• Given data

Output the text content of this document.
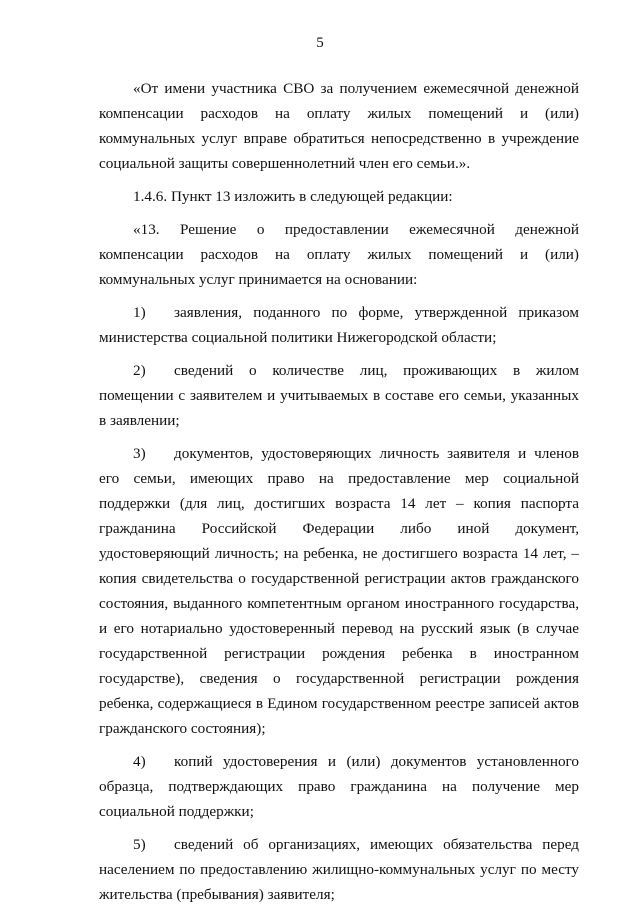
5

«От имени участника СВО за получением ежемесячной денежной компенсации расходов на оплату жилых помещений и (или) коммунальных услуг вправе обратиться непосредственно в учреждение социальной защиты совершеннолетний член его семьи.».

1.4.6. Пункт 13 изложить в следующей редакции:

«13. Решение о предоставлении ежемесячной денежной компенсации расходов на оплату жилых помещений и (или) коммунальных услуг принимается на основании:

1) заявления, поданного по форме, утвержденной приказом министерства социальной политики Нижегородской области;

2) сведений о количестве лиц, проживающих в жилом помещении с заявителем и учитываемых в составе его семьи, указанных в заявлении;

3) документов, удостоверяющих личность заявителя и членов его семьи, имеющих право на предоставление мер социальной поддержки (для лиц, достигших возраста 14 лет – копия паспорта гражданина Российской Федерации либо иной документ, удостоверяющий личность; на ребенка, не достигшего возраста 14 лет, – копия свидетельства о государственной регистрации актов гражданского состояния, выданного компетентным органом иностранного государства, и его нотариально удостоверенный перевод на русский язык (в случае государственной регистрации рождения ребенка в иностранном государстве), сведения о государственной регистрации рождения ребенка, содержащиеся в Едином государственном реестре записей актов гражданского состояния);

4) копий удостоверения и (или) документов установленного образца, подтверждающих право гражданина на получение мер социальной поддержки;

5) сведений об организациях, имеющих обязательства перед населением по предоставлению жилищно-коммунальных услуг по месту жительства (пребывания) заявителя;
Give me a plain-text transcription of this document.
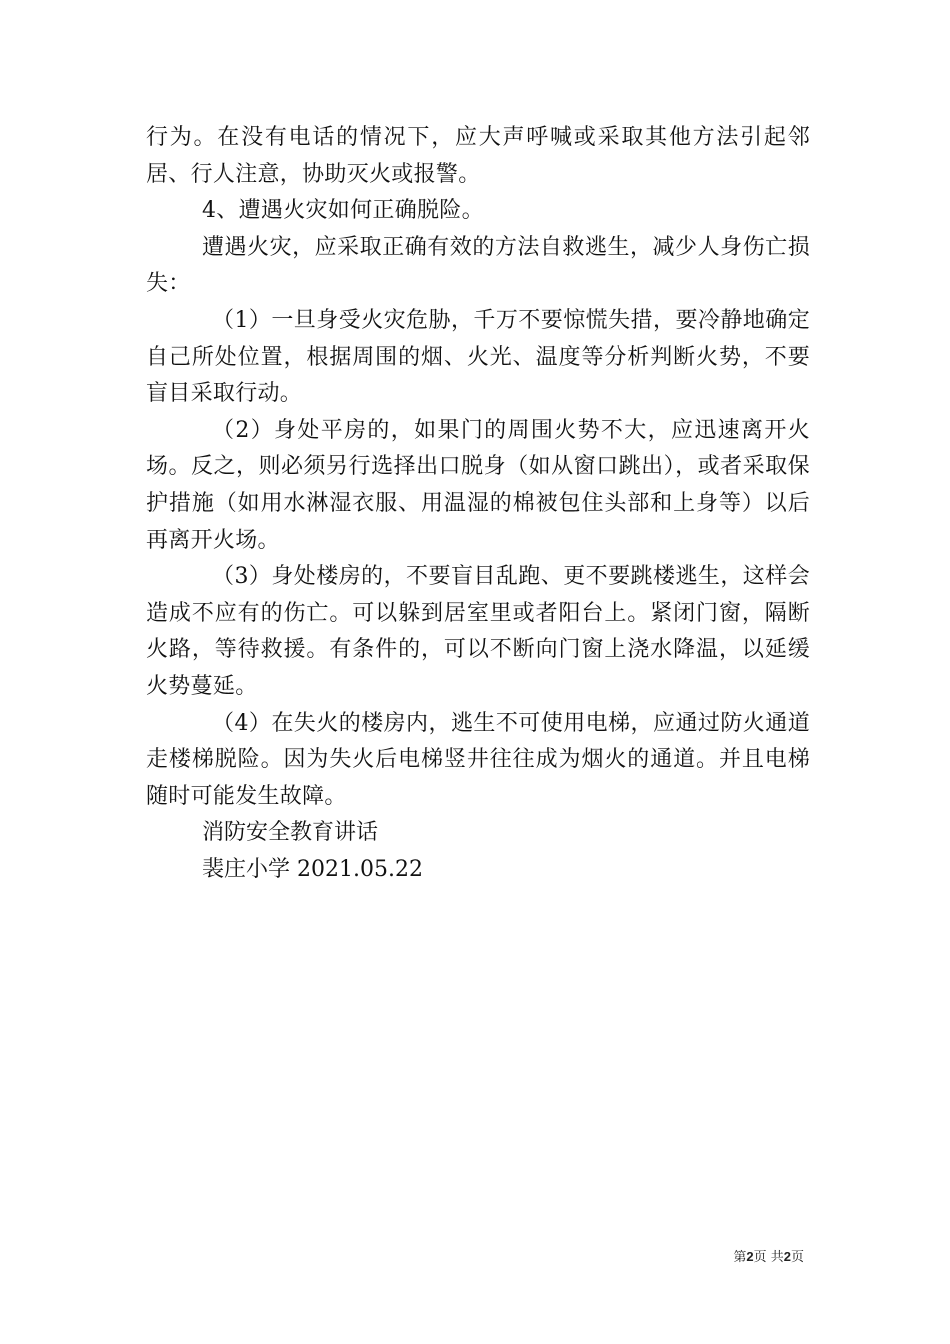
行为。在没有电话的情况下，应大声呼喊或采取其他方法引起邻居、行人注意，协助灭火或报警。

4、遭遇火灾如何正确脱险。

遭遇火灾，应采取正确有效的方法自救逃生，减少人身伤亡损失：

（1）一旦身受火灾危胁，千万不要惊慌失措，要冷静地确定自己所处位置，根据周围的烟、火光、温度等分析判断火势，不要盲目采取行动。

（2）身处平房的，如果门的周围火势不大，应迅速离开火场。反之，则必须另行选择出口脱身（如从窗口跳出），或者采取保护措施（如用水淋湿衣服、用温湿的棉被包住头部和上身等）以后再离开火场。

（3）身处楼房的，不要盲目乱跑、更不要跳楼逃生，这样会造成不应有的伤亡。可以躲到居室里或者阳台上。紧闭门窗，隔断火路，等待救援。有条件的，可以不断向门窗上浇水降温，以延缓火势蔓延。

（4）在失火的楼房内，逃生不可使用电梯，应通过防火通道走楼梯脱险。因为失火后电梯竖井往往成为烟火的通道。并且电梯随时可能发生故障。

消防安全教育讲话

裴庄小学 2021.05.22

第2页 共2页
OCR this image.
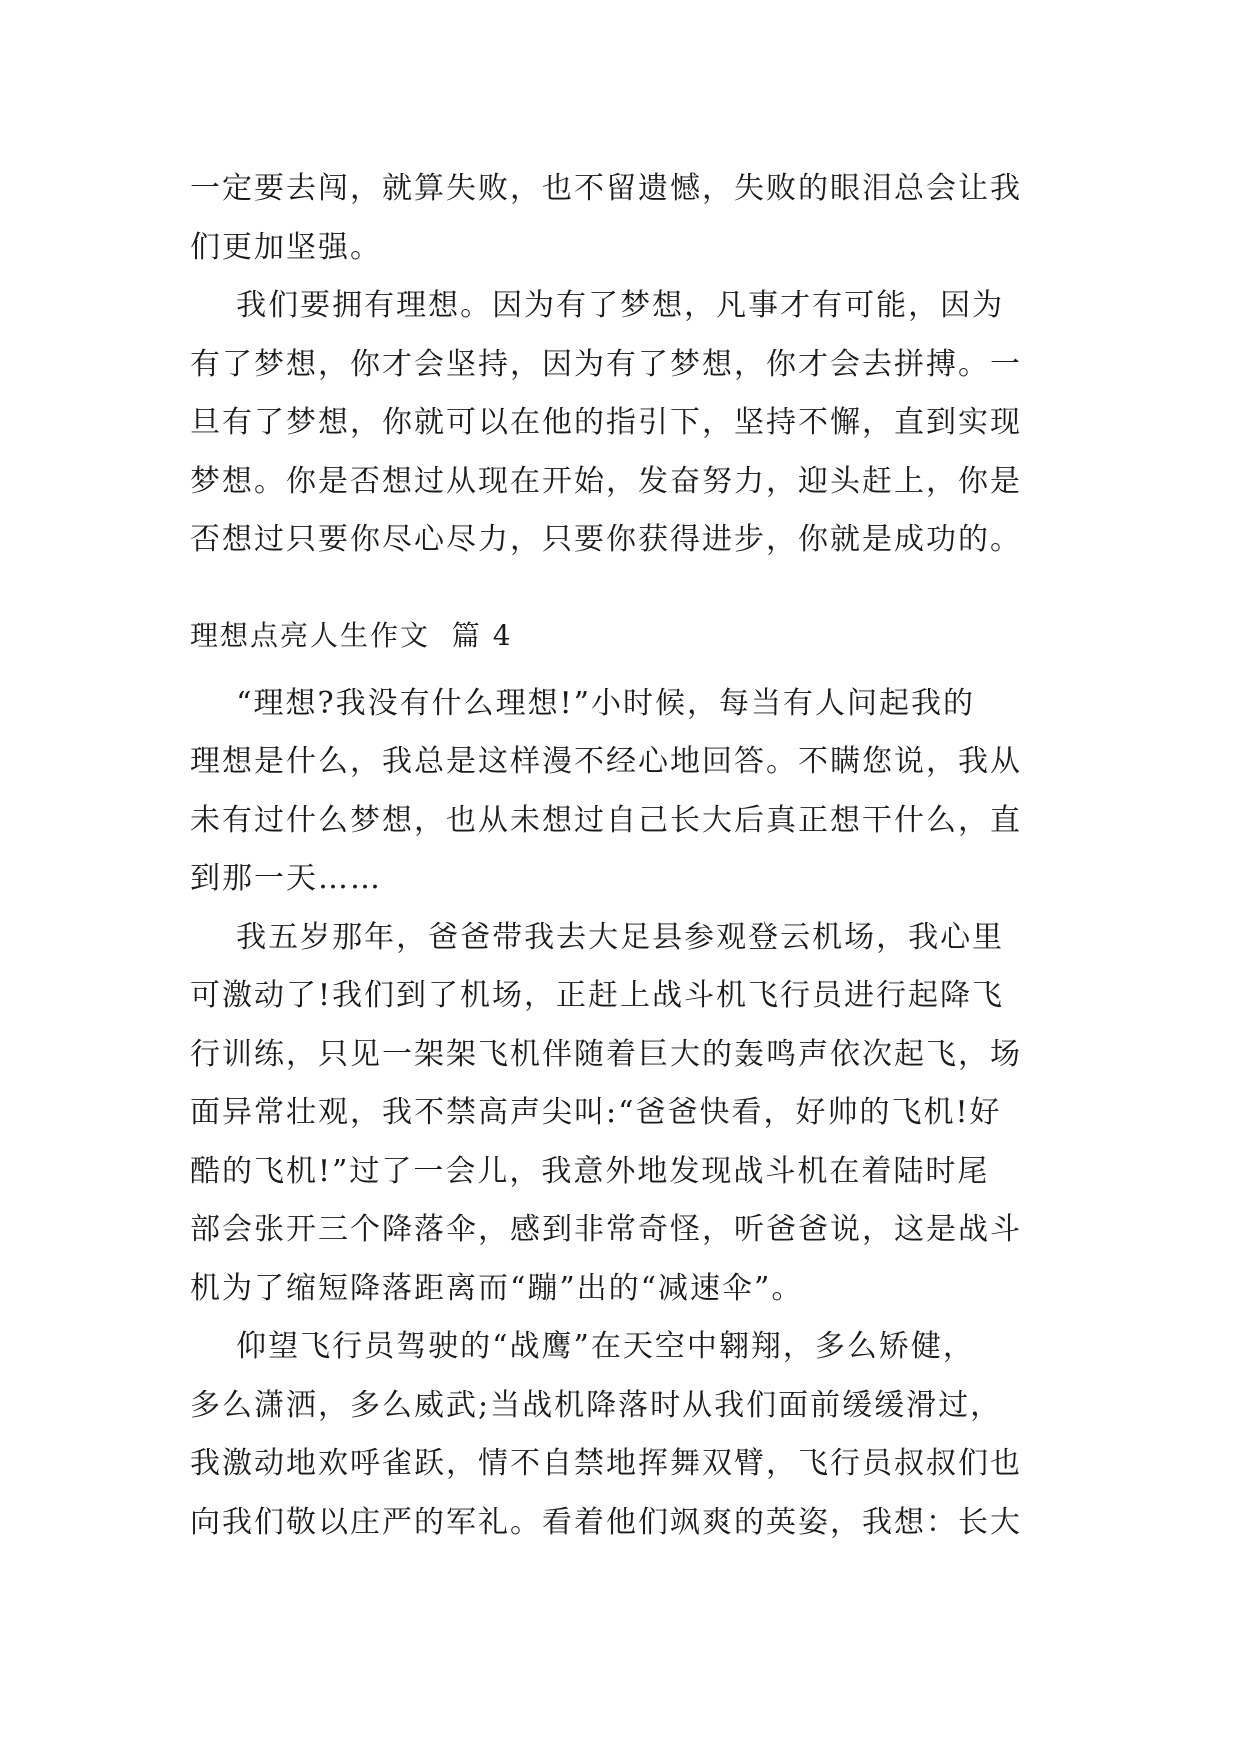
一定要去闯，就算失败，也不留遗憾，失败的眼泪总会让我
们更加坚强。
我们要拥有理想。因为有了梦想，凡事才有可能，因为
有了梦想，你才会坚持，因为有了梦想，你才会去拼搏。一
旦有了梦想，你就可以在他的指引下，坚持不懈，直到实现
梦想。你是否想过从现在开始，发奋努力，迎头赶上，你是
否想过只要你尽心尽力，只要你获得进步，你就是成功的。
理想点亮人生作文  篇 4
“理想?我没有什么理想!”小时候，每当有人问起我的
理想是什么，我总是这样漫不经心地回答。不瞒您说，我从
未有过什么梦想，也从未想过自己长大后真正想干什么，直
到那一天……
我五岁那年，爸爸带我去大足县参观登云机场，我心里
可激动了!我们到了机场，正赶上战斗机飞行员进行起降飞
行训练，只见一架架飞机伴随着巨大的轰鸣声依次起飞，场
面异常壮观，我不禁高声尖叫:“爸爸快看，好帅的飞机!好
酷的飞机!”过了一会儿，我意外地发现战斗机在着陆时尾
部会张开三个降落伞，感到非常奇怪，听爸爸说，这是战斗
机为了缩短降落距离而“蹦”出的“减速伞”。
仰望飞行员驾驶的“战鹰”在天空中翱翔，多么矫健，
多么潇洒，多么威武;当战机降落时从我们面前缓缓滑过，
我激动地欢呼雀跃，情不自禁地挥舞双臂，飞行员叔叔们也
向我们敬以庄严的军礼。看着他们飒爽的英姿，我想：长大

• The problem
Do not include the pictures. Quote only the lines from the line with "OCR this image." through the end of the material, both ends included, exactly.

• Finished answer
OCR this image.
一定要去闯，就算失败，也不留遗憾，失败的眼泪总会让我
们更加坚强。
我们要拥有理想。因为有了梦想，凡事才有可能，因为
有了梦想，你才会坚持，因为有了梦想，你才会去拼搏。一
旦有了梦想，你就可以在他的指引下，坚持不懈，直到实现
梦想。你是否想过从现在开始，发奋努力，迎头赶上，你是
否想过只要你尽心尽力，只要你获得进步，你就是成功的。
理想点亮人生作文  篇 4
“理想?我没有什么理想!”小时候，每当有人问起我的
理想是什么，我总是这样漫不经心地回答。不瞒您说，我从
未有过什么梦想，也从未想过自己长大后真正想干什么，直
到那一天……
我五岁那年，爸爸带我去大足县参观登云机场，我心里
可激动了!我们到了机场，正赶上战斗机飞行员进行起降飞
行训练，只见一架架飞机伴随着巨大的轰鸣声依次起飞，场
面异常壮观，我不禁高声尖叫:“爸爸快看，好帅的飞机!好
酷的飞机!”过了一会儿，我意外地发现战斗机在着陆时尾
部会张开三个降落伞，感到非常奇怪，听爸爸说，这是战斗
机为了缩短降落距离而“蹦”出的“减速伞”。
仰望飞行员驾驶的“战鹰”在天空中翱翔，多么矫健，
多么潇洒，多么威武;当战机降落时从我们面前缓缓滑过，
我激动地欢呼雀跃，情不自禁地挥舞双臂，飞行员叔叔们也
向我们敬以庄严的军礼。看着他们飒爽的英姿，我想：长大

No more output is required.